→ **Directions for this task**
Below is a block of records; reproduce all of them exactly and leave out any pictures.

→ **Material supplied**
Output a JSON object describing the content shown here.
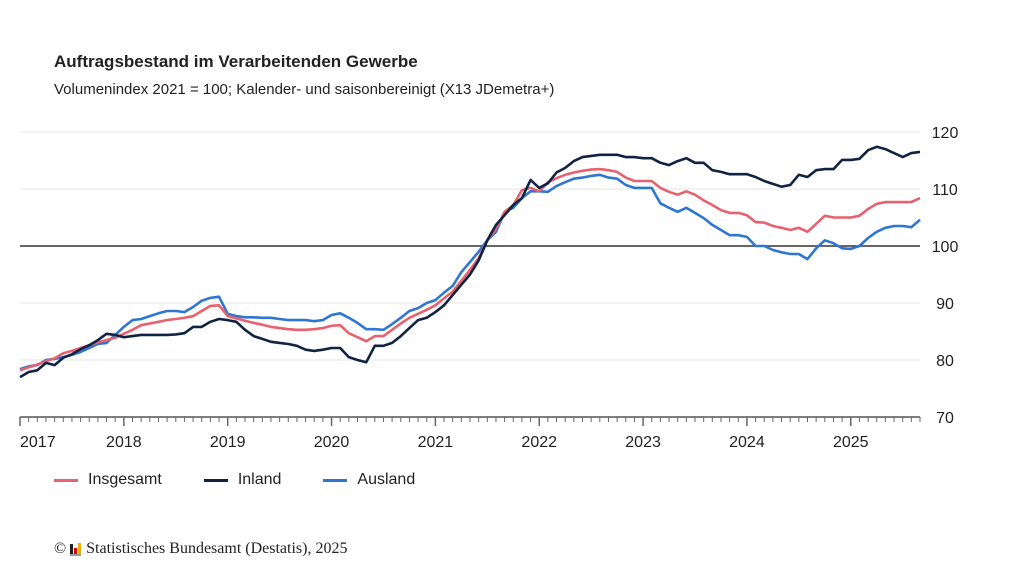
{
  "chart_data": {
    "type": "line",
    "title": "Auftragsbestand im Verarbeitenden Gewerbe",
    "subtitle": "Volumenindex 2021 = 100; Kalender- und saisonbereinigt (X13 JDemetra+)",
    "x_start": "2017-01",
    "x_end": "2025-09",
    "x_frequency": "monthly",
    "xticks": [
      "2017",
      "2018",
      "2019",
      "2020",
      "2021",
      "2022",
      "2023",
      "2024",
      "2025"
    ],
    "yticks": [
      70,
      80,
      90,
      100,
      110,
      120
    ],
    "ylim": [
      70,
      120
    ],
    "reference_line": 100,
    "grid": true,
    "legend_position": "bottom-left",
    "series": [
      {
        "name": "Insgesamt",
        "color": "#e8616f",
        "values": [
          78.2,
          78.7,
          79.2,
          79.8,
          80.3,
          81.2,
          81.6,
          82.1,
          82.6,
          83.1,
          83.5,
          83.9,
          84.6,
          85.3,
          86.1,
          86.4,
          86.7,
          87,
          87.2,
          87.4,
          87.7,
          88.6,
          89.5,
          89.6,
          87.7,
          87.3,
          86.9,
          86.5,
          86.2,
          85.8,
          85.6,
          85.4,
          85.3,
          85.3,
          85.4,
          85.6,
          86,
          86.1,
          84.7,
          84,
          83.3,
          84.2,
          84.2,
          85.3,
          86.4,
          87.4,
          88.1,
          88.8,
          89.6,
          90.8,
          92,
          93.9,
          95.8,
          97.9,
          101,
          103,
          106,
          107.2,
          109.8,
          110.2,
          109.6,
          111.2,
          111.9,
          112.5,
          112.9,
          113.2,
          113.4,
          113.5,
          113.3,
          113,
          112,
          111.4,
          111.4,
          111.4,
          110.2,
          109.5,
          109,
          109.6,
          109,
          108,
          107.2,
          106.3,
          105.8,
          105.8,
          105.4,
          104.2,
          104.1,
          103.5,
          103.2,
          102.8,
          103.2,
          102.5,
          103.9,
          105.3,
          105,
          105,
          105,
          105.3,
          106.5,
          107.4,
          107.7,
          107.7,
          107.7,
          107.7,
          108.4
        ]
      },
      {
        "name": "Inland",
        "color": "#0f2343",
        "values": [
          77,
          77.9,
          78.2,
          79.5,
          79.1,
          80.4,
          81,
          81.9,
          82.6,
          83.5,
          84.6,
          84.4,
          84,
          84.2,
          84.4,
          84.4,
          84.4,
          84.4,
          84.5,
          84.7,
          85.8,
          85.8,
          86.7,
          87.2,
          87,
          86.7,
          85.3,
          84.2,
          83.7,
          83.2,
          83,
          82.8,
          82.5,
          81.8,
          81.6,
          81.8,
          82.1,
          82.1,
          80.5,
          80,
          79.6,
          82.5,
          82.5,
          83,
          84.2,
          85.6,
          87,
          87.4,
          88.4,
          89.6,
          91.4,
          93.2,
          95,
          97.5,
          101,
          103.7,
          105.4,
          107.2,
          108.4,
          111.6,
          110.2,
          111,
          112.9,
          113.7,
          114.9,
          115.6,
          115.8,
          116,
          116,
          116,
          115.6,
          115.6,
          115.4,
          115.4,
          114.6,
          114.2,
          114.9,
          115.4,
          114.6,
          114.6,
          113.3,
          113,
          112.6,
          112.6,
          112.6,
          112.1,
          111.4,
          110.9,
          110.4,
          110.7,
          112.5,
          112.1,
          113.3,
          113.5,
          113.5,
          115.1,
          115.1,
          115.3,
          116.8,
          117.4,
          117,
          116.3,
          115.6,
          116.3,
          116.5
        ]
      },
      {
        "name": "Ausland",
        "color": "#2f76d2",
        "values": [
          78.4,
          78.9,
          79.1,
          80,
          80.2,
          80.5,
          80.9,
          81.4,
          82.1,
          82.8,
          83,
          84.4,
          85.8,
          87,
          87.2,
          87.7,
          88.2,
          88.6,
          88.6,
          88.4,
          89.3,
          90.4,
          90.9,
          91.1,
          88.1,
          87.7,
          87.5,
          87.5,
          87.4,
          87.4,
          87.2,
          87,
          87,
          87,
          86.8,
          87,
          87.9,
          88.2,
          87.4,
          86.5,
          85.4,
          85.4,
          85.3,
          86.3,
          87.4,
          88.6,
          89.1,
          90,
          90.5,
          91.8,
          93,
          95.4,
          97.2,
          99,
          101,
          102.5,
          106,
          106.7,
          108.4,
          109.6,
          109.6,
          109.5,
          110.5,
          111.2,
          111.8,
          112,
          112.3,
          112.5,
          112,
          111.8,
          110.7,
          110.2,
          110.2,
          110.2,
          107.5,
          106.7,
          106,
          106.7,
          105.8,
          104.9,
          103.7,
          102.8,
          101.9,
          101.9,
          101.6,
          100,
          100,
          99.3,
          98.9,
          98.6,
          98.6,
          97.7,
          99.6,
          101,
          100.5,
          99.6,
          99.5,
          100,
          101.4,
          102.5,
          103.2,
          103.5,
          103.5,
          103.3,
          104.6
        ]
      }
    ]
  },
  "footer": {
    "copyright_symbol": "©",
    "source": "Statistisches Bundesamt (Destatis), 2025"
  }
}
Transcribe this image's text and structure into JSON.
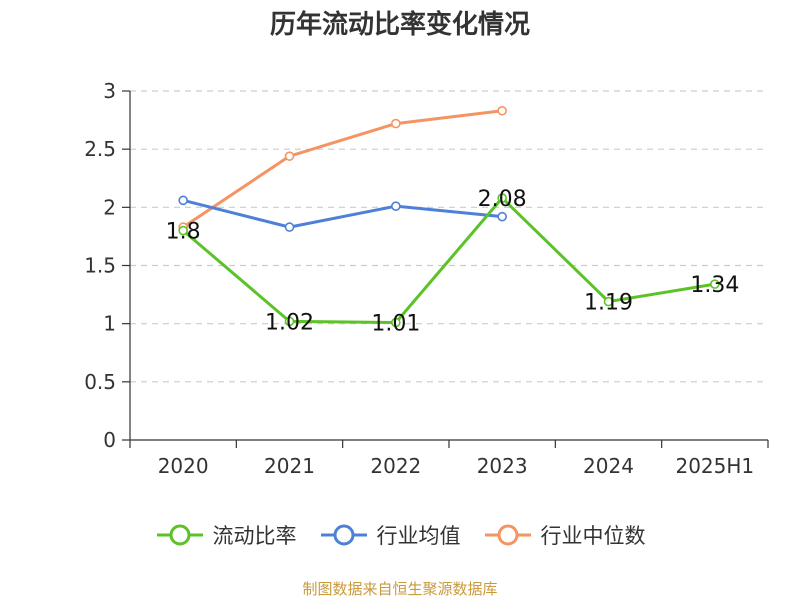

→ **Answer to this task**
Output a JSON object describing the content shown here.
{
  "chart_data": {
    "type": "line",
    "title": "Auftragsbestand im Verarbeitenden Gewerbe",
    "subtitle": "Volumenindex 2021 = 100; Kalender- und saisonbereinigt (X13 JDemetra+)",
    "x_start": "2017-01",
    "x_end": "2025-09",
    "x_frequency": "monthly",
    "xticks": [
      "2017",
      "2018",
      "2019",
      "2020",
      "2021",
      "2022",
      "2023",
      "2024",
      "2025"
    ],
    "yticks": [
      70,
      80,
      90,
      100,
      110,
      120
    ],
    "ylim": [
      70,
      120
    ],
    "reference_line": 100,
    "grid": true,
    "legend_position": "bottom-left",
    "series": [
      {
        "name": "Insgesamt",
        "color": "#e8616f",
        "values": [
          78.2,
          78.7,
          79.2,
          79.8,
          80.3,
          81.2,
          81.6,
          82.1,
          82.6,
          83.1,
          83.5,
          83.9,
          84.6,
          85.3,
          86.1,
          86.4,
          86.7,
          87,
          87.2,
          87.4,
          87.7,
          88.6,
          89.5,
          89.6,
          87.7,
          87.3,
          86.9,
          86.5,
          86.2,
          85.8,
          85.6,
          85.4,
          85.3,
          85.3,
          85.4,
          85.6,
          86,
          86.1,
          84.7,
          84,
          83.3,
          84.2,
          84.2,
          85.3,
          86.4,
          87.4,
          88.1,
          88.8,
          89.6,
          90.8,
          92,
          93.9,
          95.8,
          97.9,
          101,
          103,
          106,
          107.2,
          109.8,
          110.2,
          109.6,
          111.2,
          111.9,
          112.5,
          112.9,
          113.2,
          113.4,
          113.5,
          113.3,
          113,
          112,
          111.4,
          111.4,
          111.4,
          110.2,
          109.5,
          109,
          109.6,
          109,
          108,
          107.2,
          106.3,
          105.8,
          105.8,
          105.4,
          104.2,
          104.1,
          103.5,
          103.2,
          102.8,
          103.2,
          102.5,
          103.9,
          105.3,
          105,
          105,
          105,
          105.3,
          106.5,
          107.4,
          107.7,
          107.7,
          107.7,
          107.7,
          108.4
        ]
      },
      {
        "name": "Inland",
        "color": "#0f2343",
        "values": [
          77,
          77.9,
          78.2,
          79.5,
          79.1,
          80.4,
          81,
          81.9,
          82.6,
          83.5,
          84.6,
          84.4,
          84,
          84.2,
          84.4,
          84.4,
          84.4,
          84.4,
          84.5,
          84.7,
          85.8,
          85.8,
          86.7,
          87.2,
          87,
          86.7,
          85.3,
          84.2,
          83.7,
          83.2,
          83,
          82.8,
          82.5,
          81.8,
          81.6,
          81.8,
          82.1,
          82.1,
          80.5,
          80,
          79.6,
          82.5,
          82.5,
          83,
          84.2,
          85.6,
          87,
          87.4,
          88.4,
          89.6,
          91.4,
          93.2,
          95,
          97.5,
          101,
          103.7,
          105.4,
          107.2,
          108.4,
          111.6,
          110.2,
          111,
          112.9,
          113.7,
          114.9,
          115.6,
          115.8,
          116,
          116,
          116,
          115.6,
          115.6,
          115.4,
          115.4,
          114.6,
          114.2,
          114.9,
          115.4,
          114.6,
          114.6,
          113.3,
          113,
          112.6,
          112.6,
          112.6,
          112.1,
          111.4,
          110.9,
          110.4,
          110.7,
          112.5,
          112.1,
          113.3,
          113.5,
          113.5,
          115.1,
          115.1,
          115.3,
          116.8,
          117.4,
          117,
          116.3,
          115.6,
          116.3,
          116.5
        ]
      },
      {
        "name": "Ausland",
        "color": "#2f76d2",
        "values": [
          78.4,
          78.9,
          79.1,
          80,
          80.2,
          80.5,
          80.9,
          81.4,
          82.1,
          82.8,
          83,
          84.4,
          85.8,
          87,
          87.2,
          87.7,
          88.2,
          88.6,
          88.6,
          88.4,
          89.3,
          90.4,
          90.9,
          91.1,
          88.1,
          87.7,
          87.5,
          87.5,
          87.4,
          87.4,
          87.2,
          87,
          87,
          87,
          86.8,
          87,
          87.9,
          88.2,
          87.4,
          86.5,
          85.4,
          85.4,
          85.3,
          86.3,
          87.4,
          88.6,
          89.1,
          90,
          90.5,
          91.8,
          93,
          95.4,
          97.2,
          99,
          101,
          102.5,
          106,
          106.7,
          108.4,
          109.6,
          109.6,
          109.5,
          110.5,
          111.2,
          111.8,
          112,
          112.3,
          112.5,
          112,
          111.8,
          110.7,
          110.2,
          110.2,
          110.2,
          107.5,
          106.7,
          106,
          106.7,
          105.8,
          104.9,
          103.7,
          102.8,
          101.9,
          101.9,
          101.6,
          100,
          100,
          99.3,
          98.9,
          98.6,
          98.6,
          97.7,
          99.6,
          101,
          100.5,
          99.6,
          99.5,
          100,
          101.4,
          102.5,
          103.2,
          103.5,
          103.5,
          103.3,
          104.6
        ]
      }
    ]
  },
  "footer": {
    "copyright_symbol": "©",
    "source": "Statistisches Bundesamt (Destatis), 2025"
  }
}
Transcribe this image's text and structure into JSON.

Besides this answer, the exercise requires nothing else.